> [Task directions]
Quote the records that follow in full and exactly; leave out the pictures.

***

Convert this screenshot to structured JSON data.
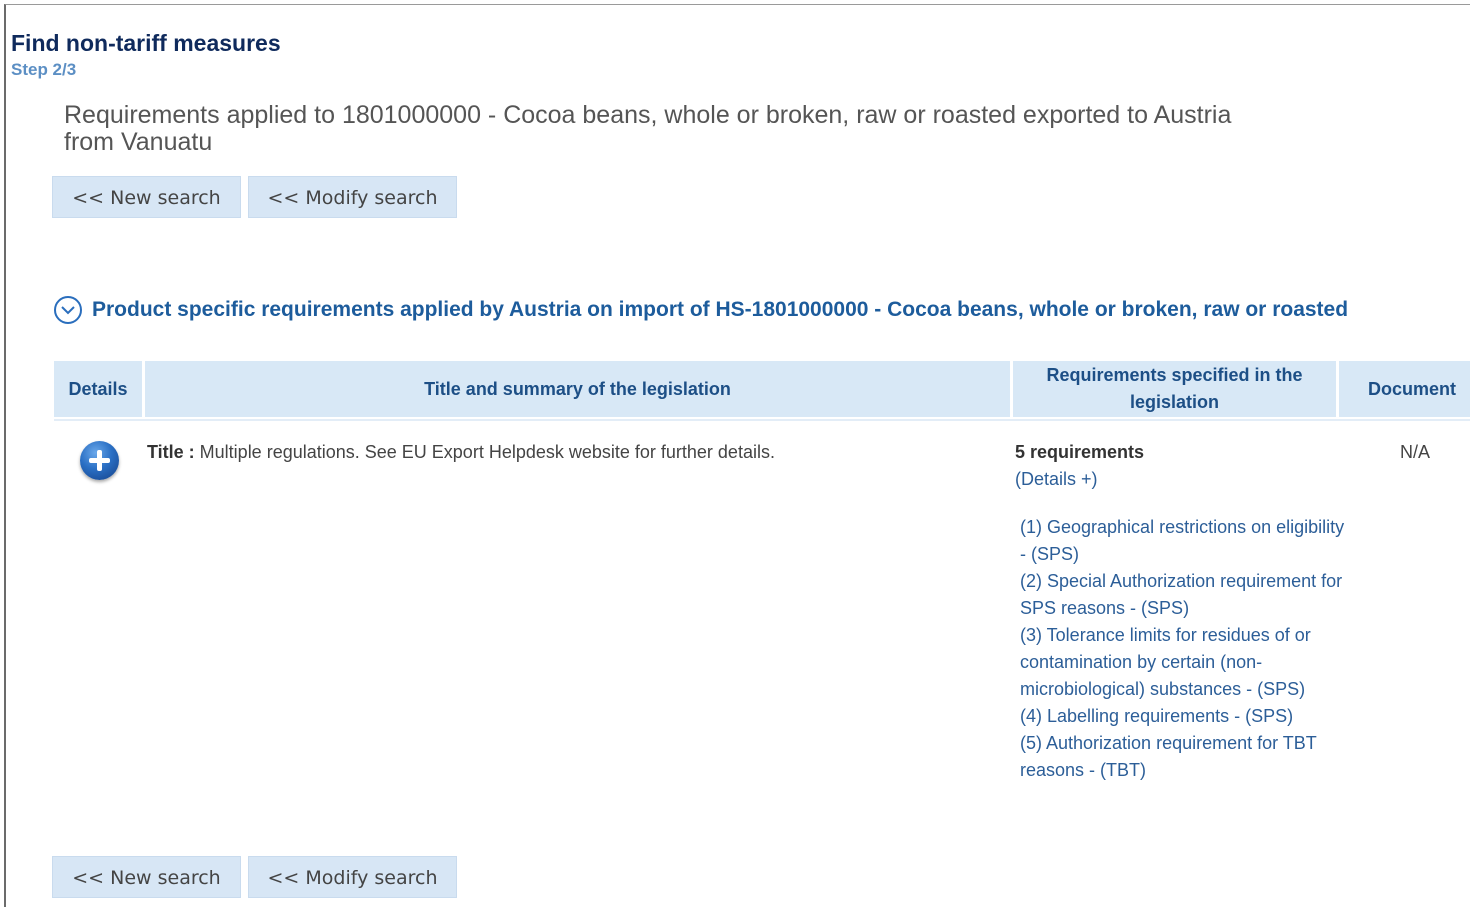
{
  "page": {
    "title": "Find non-tariff measures",
    "step": "Step 2/3",
    "heading": "Requirements applied to 1801000000 - Cocoa beans, whole or broken, raw or roasted exported to Austria from Vanuatu"
  },
  "buttons": {
    "new_search": "<< New search",
    "modify_search": "<< Modify search"
  },
  "section": {
    "title": "Product specific requirements applied by Austria on import of HS-1801000000 - Cocoa beans, whole or broken, raw or roasted",
    "icon": "chevron-down-circle-icon"
  },
  "table": {
    "headers": {
      "details": "Details",
      "title_summary": "Title and summary of the legislation",
      "requirements": "Requirements specified in the legislation",
      "document": "Document"
    },
    "row": {
      "title_label": "Title :",
      "title_text": " Multiple regulations. See EU Export Helpdesk website for further details.",
      "req_count": "5 requirements",
      "details_link": "(Details +)",
      "requirements": [
        "(1) Geographical restrictions on eligibility - (SPS)",
        "(2) Special Authorization requirement for SPS reasons - (SPS)",
        "(3) Tolerance limits for residues of or contamination by certain (non-microbiological) substances - (SPS)",
        "(4) Labelling requirements - (SPS)",
        "(5) Authorization requirement for TBT reasons - (TBT)"
      ],
      "document": "N/A",
      "expand_icon": "plus-circle-icon"
    }
  },
  "colors": {
    "title": "#0f2a5c",
    "step": "#5c8fc4",
    "section_title": "#1d5c9c",
    "header_bg": "#d8e8f6",
    "link": "#2c5e98",
    "button_bg": "#d7e6f5"
  }
}
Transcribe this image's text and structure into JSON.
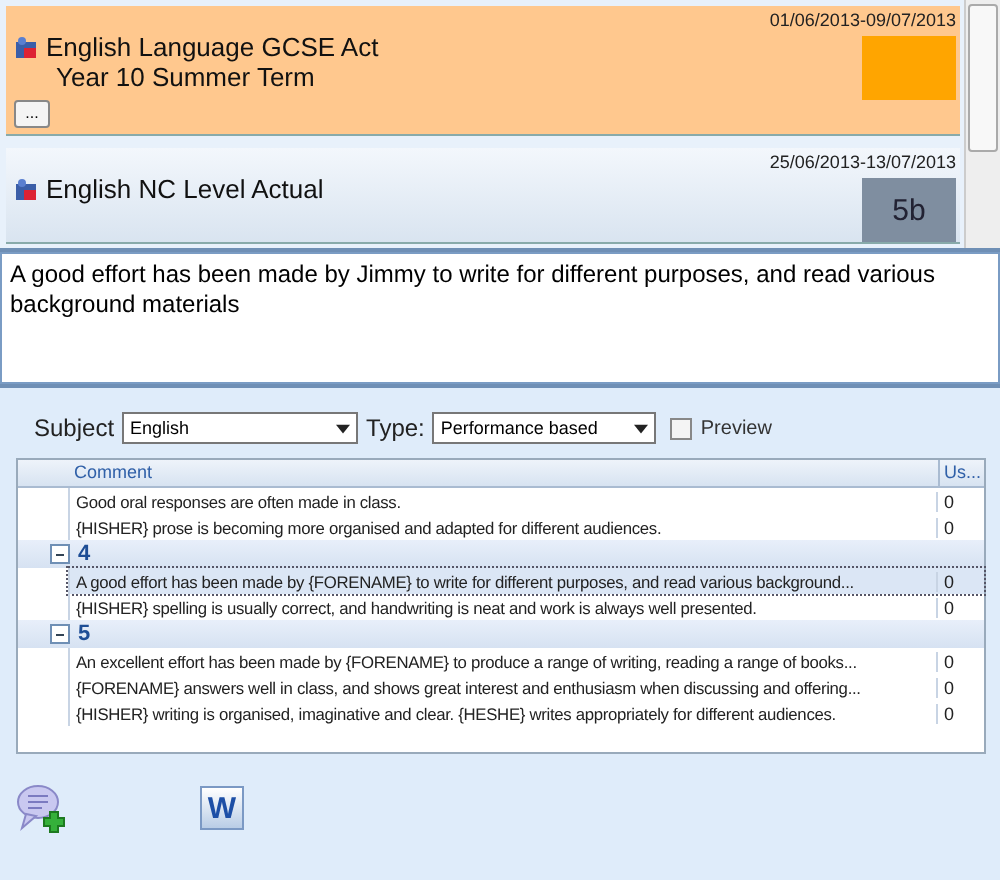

***

> [Solution]
Convert this screenshot to structured JSON data.
{
  "page": {
    "title": "Find non-tariff measures",
    "step": "Step 2/3",
    "heading": "Requirements applied to 1801000000 - Cocoa beans, whole or broken, raw or roasted exported to Austria from Vanuatu"
  },
  "buttons": {
    "new_search": "<< New search",
    "modify_search": "<< Modify search"
  },
  "section": {
    "title": "Product specific requirements applied by Austria on import of HS-1801000000 - Cocoa beans, whole or broken, raw or roasted",
    "icon": "chevron-down-circle-icon"
  },
  "table": {
    "headers": {
      "details": "Details",
      "title_summary": "Title and summary of the legislation",
      "requirements": "Requirements specified in the legislation",
      "document": "Document"
    },
    "row": {
      "title_label": "Title :",
      "title_text": " Multiple regulations. See EU Export Helpdesk website for further details.",
      "req_count": "5 requirements",
      "details_link": "(Details +)",
      "requirements": [
        "(1) Geographical restrictions on eligibility - (SPS)",
        "(2) Special Authorization requirement for SPS reasons - (SPS)",
        "(3) Tolerance limits for residues of or contamination by certain (non-microbiological) substances - (SPS)",
        "(4) Labelling requirements - (SPS)",
        "(5) Authorization requirement for TBT reasons - (TBT)"
      ],
      "document": "N/A",
      "expand_icon": "plus-circle-icon"
    }
  },
  "colors": {
    "title": "#0f2a5c",
    "step": "#5c8fc4",
    "section_title": "#1d5c9c",
    "header_bg": "#d8e8f6",
    "link": "#2c5e98",
    "button_bg": "#d7e6f5"
  }
}
Transcribe this image's text and structure into JSON.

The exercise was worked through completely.